◆ Data for this exercise ◆
++++

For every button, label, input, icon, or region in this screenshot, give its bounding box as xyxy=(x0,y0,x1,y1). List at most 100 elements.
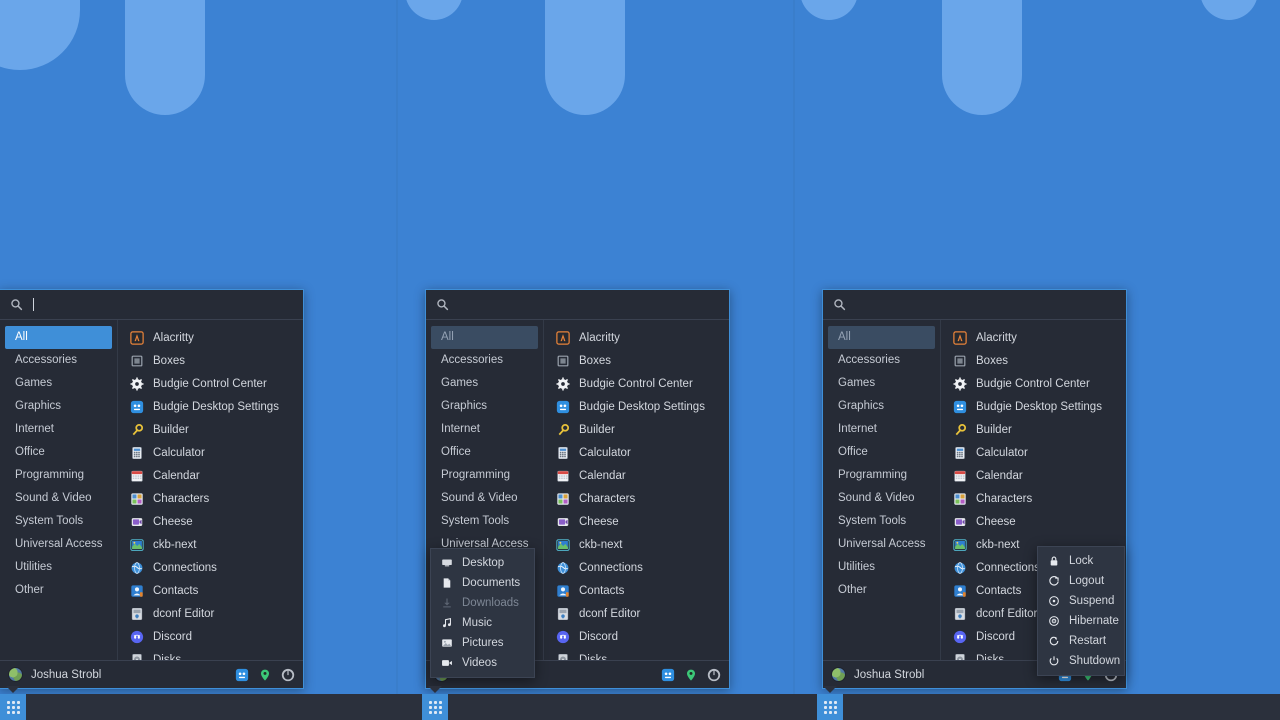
category-item-internet[interactable]: Internet xyxy=(431,418,538,441)
app-item[interactable]: Characters xyxy=(947,487,1126,510)
category-item-system-tools[interactable]: System Tools xyxy=(828,510,935,533)
app-item[interactable]: Discord xyxy=(124,625,303,648)
category-item-sound-video[interactable]: Sound & Video xyxy=(828,487,935,510)
category-list[interactable]: AllAccessoriesGamesGraphicsInternetOffic… xyxy=(823,320,941,660)
app-item[interactable]: Boxes xyxy=(550,349,729,372)
popup-item-shutdown[interactable]: Shutdown xyxy=(1038,651,1124,671)
app-item[interactable]: Contacts xyxy=(550,579,729,602)
category-item-universal-access[interactable]: Universal Access xyxy=(5,533,112,556)
app-item[interactable]: Builder xyxy=(124,418,303,441)
popup-item-suspend[interactable]: Suspend xyxy=(1038,591,1124,611)
category-item-internet[interactable]: Internet xyxy=(828,418,935,441)
app-item[interactable]: Builder xyxy=(550,418,729,441)
app-launcher-button-3[interactable] xyxy=(817,694,843,720)
popup-item-music[interactable]: Music xyxy=(431,613,534,633)
application-list[interactable]: AlacrittyBoxesBudgie Control CenterBudgi… xyxy=(544,320,729,660)
app-item[interactable]: Cheese xyxy=(947,510,1126,533)
category-list[interactable]: AllAccessoriesGamesGraphicsInternetOffic… xyxy=(0,320,118,660)
category-item-sound-video[interactable]: Sound & Video xyxy=(431,487,538,510)
app-item[interactable]: Calculator xyxy=(947,441,1126,464)
budgie-menu-window-1[interactable]: AllAccessoriesGamesGraphicsInternetOffic… xyxy=(0,289,304,689)
category-item-graphics[interactable]: Graphics xyxy=(5,395,112,418)
category-item-universal-access[interactable]: Universal Access xyxy=(828,533,935,556)
app-item[interactable]: dconf Editor xyxy=(124,602,303,625)
popup-item-hibernate[interactable]: Hibernate xyxy=(1038,611,1124,631)
budgie-menu-window-2[interactable]: AllAccessoriesGamesGraphicsInternetOffic… xyxy=(425,289,730,689)
app-item[interactable]: Calculator xyxy=(124,441,303,464)
category-item-programming[interactable]: Programming xyxy=(431,464,538,487)
settings-button[interactable] xyxy=(661,668,675,682)
app-item[interactable]: dconf Editor xyxy=(550,602,729,625)
application-list[interactable]: AlacrittyBoxesBudgie Control CenterBudgi… xyxy=(118,320,303,660)
settings-button[interactable] xyxy=(235,668,249,682)
places-button[interactable] xyxy=(684,668,698,682)
app-item[interactable]: Boxes xyxy=(124,349,303,372)
search-bar[interactable] xyxy=(823,290,1126,320)
app-launcher-button-1[interactable] xyxy=(0,694,26,720)
category-item-system-tools[interactable]: System Tools xyxy=(431,510,538,533)
places-button[interactable] xyxy=(258,668,272,682)
category-item-accessories[interactable]: Accessories xyxy=(828,349,935,372)
popup-item-lock[interactable]: Lock xyxy=(1038,551,1124,571)
category-item-internet[interactable]: Internet xyxy=(5,418,112,441)
category-item-office[interactable]: Office xyxy=(431,441,538,464)
app-item[interactable]: Connections xyxy=(550,556,729,579)
popup-item-downloads[interactable]: Downloads xyxy=(431,593,534,613)
app-item[interactable]: Calendar xyxy=(124,464,303,487)
app-item[interactable]: Budgie Control Center xyxy=(550,372,729,395)
app-item[interactable]: Builder xyxy=(947,418,1126,441)
app-item[interactable]: ckb-next xyxy=(550,533,729,556)
category-item-all[interactable]: All xyxy=(431,326,538,349)
power-popup-menu[interactable]: LockLogoutSuspendHibernateRestartShutdow… xyxy=(1037,546,1125,676)
popup-item-documents[interactable]: Documents xyxy=(431,573,534,593)
app-item[interactable]: Characters xyxy=(550,487,729,510)
app-item[interactable]: Budgie Control Center xyxy=(947,372,1126,395)
search-input[interactable] xyxy=(457,296,719,314)
app-item[interactable]: Calendar xyxy=(550,464,729,487)
popup-item-pictures[interactable]: Pictures xyxy=(431,633,534,653)
popup-item-logout[interactable]: Logout xyxy=(1038,571,1124,591)
app-item[interactable]: Budgie Desktop Settings xyxy=(550,395,729,418)
category-item-system-tools[interactable]: System Tools xyxy=(5,510,112,533)
category-item-office[interactable]: Office xyxy=(5,441,112,464)
app-item[interactable]: Disks xyxy=(124,648,303,660)
app-item[interactable]: Cheese xyxy=(550,510,729,533)
category-item-graphics[interactable]: Graphics xyxy=(828,395,935,418)
category-item-games[interactable]: Games xyxy=(828,372,935,395)
category-item-utilities[interactable]: Utilities xyxy=(5,556,112,579)
app-item[interactable]: Cheese xyxy=(124,510,303,533)
category-item-programming[interactable]: Programming xyxy=(828,464,935,487)
app-item[interactable]: Contacts xyxy=(124,579,303,602)
category-item-all[interactable]: All xyxy=(828,326,935,349)
popup-item-restart[interactable]: Restart xyxy=(1038,631,1124,651)
app-item[interactable]: Calendar xyxy=(947,464,1126,487)
category-item-graphics[interactable]: Graphics xyxy=(431,395,538,418)
app-item[interactable]: Alacritty xyxy=(124,326,303,349)
places-popup-menu[interactable]: DesktopDocumentsDownloadsMusicPicturesVi… xyxy=(430,548,535,678)
category-item-other[interactable]: Other xyxy=(828,579,935,602)
app-item[interactable]: Alacritty xyxy=(947,326,1126,349)
power-button[interactable] xyxy=(281,668,295,682)
app-item[interactable]: Alacritty xyxy=(550,326,729,349)
category-item-games[interactable]: Games xyxy=(5,372,112,395)
app-item[interactable]: Disks xyxy=(550,648,729,660)
app-item[interactable]: Connections xyxy=(124,556,303,579)
category-item-office[interactable]: Office xyxy=(828,441,935,464)
desktop-panel[interactable] xyxy=(0,694,1280,720)
app-launcher-button-2[interactable] xyxy=(422,694,448,720)
app-item[interactable]: Budgie Desktop Settings xyxy=(947,395,1126,418)
category-item-games[interactable]: Games xyxy=(431,372,538,395)
popup-item-desktop[interactable]: Desktop xyxy=(431,553,534,573)
category-item-programming[interactable]: Programming xyxy=(5,464,112,487)
category-item-sound-video[interactable]: Sound & Video xyxy=(5,487,112,510)
category-item-accessories[interactable]: Accessories xyxy=(431,349,538,372)
budgie-menu-window-3[interactable]: AllAccessoriesGamesGraphicsInternetOffic… xyxy=(822,289,1127,689)
category-item-accessories[interactable]: Accessories xyxy=(5,349,112,372)
search-bar[interactable] xyxy=(426,290,729,320)
app-item[interactable]: ckb-next xyxy=(124,533,303,556)
app-item[interactable]: Characters xyxy=(124,487,303,510)
popup-item-videos[interactable]: Videos xyxy=(431,653,534,673)
app-item[interactable]: Calculator xyxy=(550,441,729,464)
app-item[interactable]: Boxes xyxy=(947,349,1126,372)
search-input[interactable] xyxy=(854,296,1116,314)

++++

◆ Written problem ◆
Which lines in the items above contain the word "Contacts", with uppercase and lowercase letters counting as different? Pick out each of those lines and copy it.

◆ Task result ◆
app-item[interactable]: Contacts xyxy=(550,579,729,602)
app-item[interactable]: Contacts xyxy=(124,579,303,602)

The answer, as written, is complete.